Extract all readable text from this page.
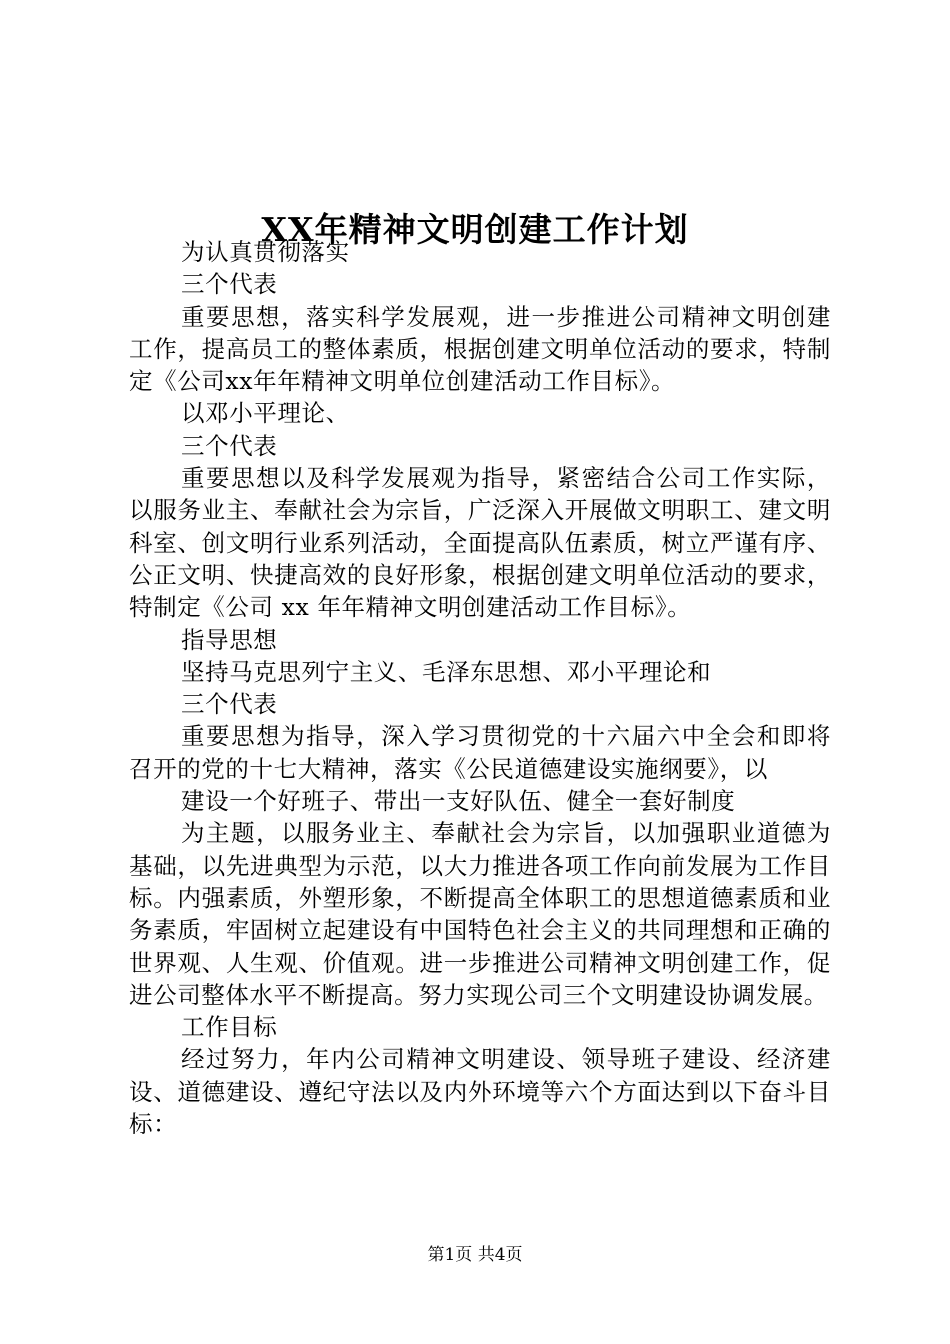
XX年精神文明创建工作计划

为认真贯彻落实

三个代表

重要思想，落实科学发展观，进一步推进公司精神文明创建工作，提高员工的整体素质，根据创建文明单位活动的要求，特制定《公司xx年年精神文明单位创建活动工作目标》。

以邓小平理论、

三个代表

重要思想以及科学发展观为指导，紧密结合公司工作实际，以服务业主、奉献社会为宗旨，广泛深入开展做文明职工、建文明科室、创文明行业系列活动，全面提高队伍素质，树立严谨有序、公正文明、快捷高效的良好形象，根据创建文明单位活动的要求，特制定《公司 xx 年年精神文明创建活动工作目标》。

指导思想

坚持马克思列宁主义、毛泽东思想、邓小平理论和

三个代表

重要思想为指导，深入学习贯彻党的十六届六中全会和即将召开的党的十七大精神，落实《公民道德建设实施纲要》，以

建设一个好班子、带出一支好队伍、健全一套好制度

为主题，以服务业主、奉献社会为宗旨，以加强职业道德为基础，以先进典型为示范，以大力推进各项工作向前发展为工作目标。内强素质，外塑形象，不断提高全体职工的思想道德素质和业务素质，牢固树立起建设有中国特色社会主义的共同理想和正确的世界观、人生观、价值观。进一步推进公司精神文明创建工作，促进公司整体水平不断提高。努力实现公司三个文明建设协调发展。

工作目标

经过努力，年内公司精神文明建设、领导班子建设、经济建设、道德建设、遵纪守法以及内外环境等六个方面达到以下奋斗目标：

第1页 共4页
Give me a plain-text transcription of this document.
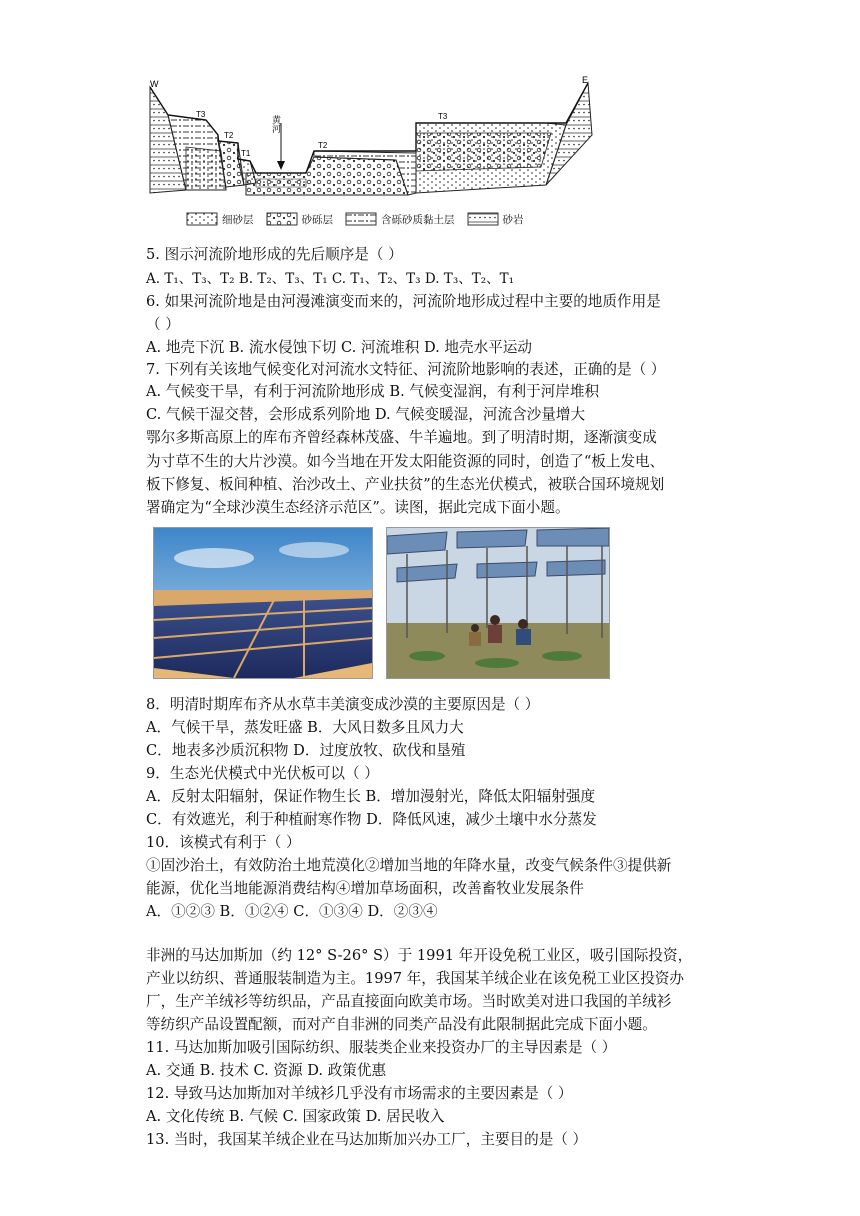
W	E
黄河
T3
T2
T1
T2
T3
细砂层	砂砾层	含砾砂质黏土层	砂岩
5. 图示河流阶地形成的先后顺序是（ ）
A. T₁、T₃、T₂ B. T₂、T₃、T₁ C. T₁、T₂、T₃ D. T₃、T₂、T₁
6. 如果河流阶地是由河漫滩演变而来的，河流阶地形成过程中主要的地质作用是
（ ）
A. 地壳下沉 B. 流水侵蚀下切 C. 河流堆积 D. 地壳水平运动
7. 下列有关该地气候变化对河流水文特征、河流阶地影响的表述，正确的是（ ）
A. 气候变干旱，有利于河流阶地形成 B. 气候变湿润，有利于河岸堆积
C. 气候干湿交替，会形成系列阶地 D. 气候变暖湿，河流含沙量增大
鄂尔多斯高原上的库布齐曾经森林茂盛、牛羊遍地。到了明清时期，逐渐演变成
为寸草不生的大片沙漠。如今当地在开发太阳能资源的同时，创造了“板上发电、
板下修复、板间种植、治沙改土、产业扶贫”的生态光伏模式，被联合国环境规划
署确定为“全球沙漠生态经济示范区”。读图，据此完成下面小题。
8．明清时期库布齐从水草丰美演变成沙漠的主要原因是（ ）
A．气候干旱，蒸发旺盛 B．大风日数多且风力大
C．地表多沙质沉积物 D．过度放牧、砍伐和垦殖
9．生态光伏模式中光伏板可以（ ）
A．反射太阳辐射，保证作物生长 B．增加漫射光，降低太阳辐射强度
C．有效遮光，利于种植耐寒作物 D．降低风速，减少土壤中水分蒸发
10．该模式有利于（ ）
①固沙治土，有效防治土地荒漠化②增加当地的年降水量，改变气候条件③提供新
能源，优化当地能源消费结构④增加草场面积，改善畜牧业发展条件
A．①②③ B．①②④ C．①③④ D．②③④
非洲的马达加斯加（约 12° S-26° S）于 1991 年开设免税工业区，吸引国际投资，
产业以纺织、普通服装制造为主。1997 年，我国某羊绒企业在该免税工业区投资办
厂，生产羊绒衫等纺织品，产品直接面向欧美市场。当时欧美对进口我国的羊绒衫
等纺织产品设置配额，而对产自非洲的同类产品没有此限制据此完成下面小题。
11. 马达加斯加吸引国际纺织、服装类企业来投资办厂的主导因素是（ ）
A. 交通 B. 技术 C. 资源 D. 政策优惠
12. 导致马达加斯加对羊绒衫几乎没有市场需求的主要因素是（ ）
A. 文化传统 B. 气候 C. 国家政策 D. 居民收入
13. 当时，我国某羊绒企业在马达加斯加兴办工厂，主要目的是（ ）
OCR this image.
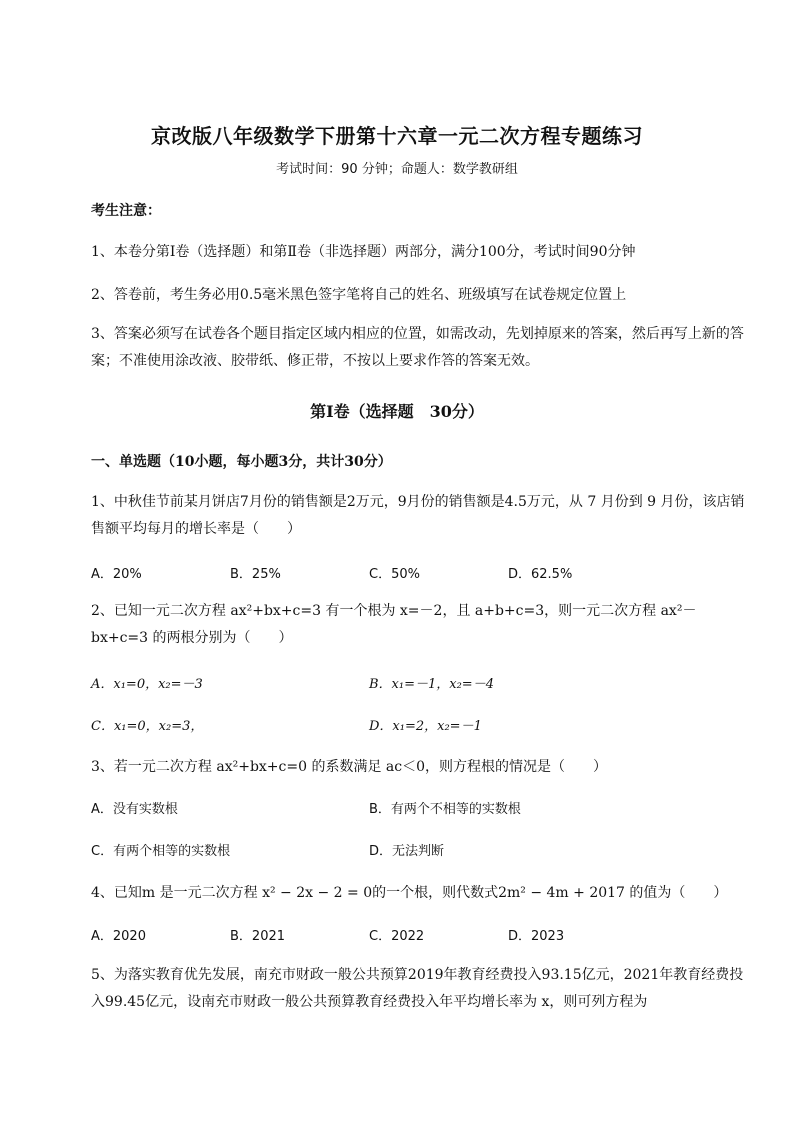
京改版八年级数学下册第十六章一元二次方程专题练习
考试时间：90 分钟；命题人：数学教研组
考生注意：
1、本卷分第Ⅰ卷（选择题）和第Ⅱ卷（非选择题）两部分，满分100分，考试时间90分钟
2、答卷前，考生务必用0.5毫米黑色签字笔将自己的姓名、班级填写在试卷规定位置上
3、答案必须写在试卷各个题目指定区域内相应的位置，如需改动，先划掉原来的答案，然后再写上新的答案；不准使用涂改液、胶带纸、修正带，不按以上要求作答的答案无效。
第Ⅰ卷（选择题　30分）
一、单选题（10小题，每小题3分，共计30分）
1、中秋佳节前某月饼店7月份的销售额是2万元，9月份的销售额是4.5万元，从 7 月份到 9 月份，该店销售额平均每月的增长率是（　　）
A．20%	B．25%	C．50%	D．62.5%
2、已知一元二次方程 ax²+bx+c=3 有一个根为 x=－2，且 a+b+c=3，则一元二次方程 ax²－bx+c=3 的两根分别为（　　）
A．x₁=0，x₂=－3	B．x₁=－1，x₂=－4
C．x₁=0，x₂=3，	D．x₁=2，x₂=－1
3、若一元二次方程 ax²+bx+c=0 的系数满足 ac＜0，则方程根的情况是（　　）
A．没有实数根	B．有两个不相等的实数根
C．有两个相等的实数根	D．无法判断
4、已知m 是一元二次方程 x² − 2x − 2 = 0的一个根，则代数式2m² − 4m + 2017 的值为（　　）
A．2020	B．2021	C．2022	D．2023
5、为落实教育优先发展，南充市财政一般公共预算2019年教育经费投入93.15亿元，2021年教育经费投入99.45亿元，设南充市财政一般公共预算教育经费投入年平均增长率为 x，则可列方程为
----
Task goal ▸
Report how many lines in the records hold the word "根据创建文明单位活动的要求", giving the number and nothing else.

Final answer ▸
2